- **Instructions for the task**
Can you give all the records again without altering a single character?

- **Extracted data entries**
━━━━━━━━━━━━━━━━━━━━

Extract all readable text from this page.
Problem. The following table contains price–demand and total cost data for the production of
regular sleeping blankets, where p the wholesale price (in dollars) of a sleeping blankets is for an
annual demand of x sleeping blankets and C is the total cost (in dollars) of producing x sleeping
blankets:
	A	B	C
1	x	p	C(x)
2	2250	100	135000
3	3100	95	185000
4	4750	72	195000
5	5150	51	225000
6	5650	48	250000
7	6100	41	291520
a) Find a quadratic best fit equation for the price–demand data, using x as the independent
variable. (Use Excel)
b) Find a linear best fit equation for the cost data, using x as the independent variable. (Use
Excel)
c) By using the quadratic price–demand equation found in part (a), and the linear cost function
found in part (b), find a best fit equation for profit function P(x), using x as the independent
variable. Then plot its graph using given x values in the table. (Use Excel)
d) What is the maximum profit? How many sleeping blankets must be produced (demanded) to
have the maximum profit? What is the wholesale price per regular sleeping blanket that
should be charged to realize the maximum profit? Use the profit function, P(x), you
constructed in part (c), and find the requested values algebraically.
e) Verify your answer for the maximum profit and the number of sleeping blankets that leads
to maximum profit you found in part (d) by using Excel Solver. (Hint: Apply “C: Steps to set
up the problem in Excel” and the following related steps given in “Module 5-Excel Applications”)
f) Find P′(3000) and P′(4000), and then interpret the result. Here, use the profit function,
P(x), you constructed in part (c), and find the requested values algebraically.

━━━━━━━━━━━━━━━━━━━━

- **Task output**
Extract all readable text from this page.
Problem. The following table contains price–demand and total cost data for the production of
regular sleeping blankets, where p the wholesale price (in dollars) of a sleeping blankets is for an
annual demand of x sleeping blankets and C is the total cost (in dollars) of producing x sleeping
blankets:
	A	B	C
1	x	p	C(x)
2	2250	100	135000
3	3100	95	185000
4	4750	72	195000
5	5150	51	225000
6	5650	48	250000
7	6100	41	291520
a) Find a quadratic best fit equation for the price–demand data, using x as the independent
variable. (Use Excel)
b) Find a linear best fit equation for the cost data, using x as the independent variable. (Use
Excel)
c) By using the quadratic price–demand equation found in part (a), and the linear cost function
found in part (b), find a best fit equation for profit function P(x), using x as the independent
variable. Then plot its graph using given x values in the table. (Use Excel)
d) What is the maximum profit? How many sleeping blankets must be produced (demanded) to
have the maximum profit? What is the wholesale price per regular sleeping blanket that
should be charged to realize the maximum profit? Use the profit function, P(x), you
constructed in part (c), and find the requested values algebraically.
e) Verify your answer for the maximum profit and the number of sleeping blankets that leads
to maximum profit you found in part (d) by using Excel Solver. (Hint: Apply “C: Steps to set
up the problem in Excel” and the following related steps given in “Module 5-Excel Applications”)
f) Find P′(3000) and P′(4000), and then interpret the result. Here, use the profit function,
P(x), you constructed in part (c), and find the requested values algebraically.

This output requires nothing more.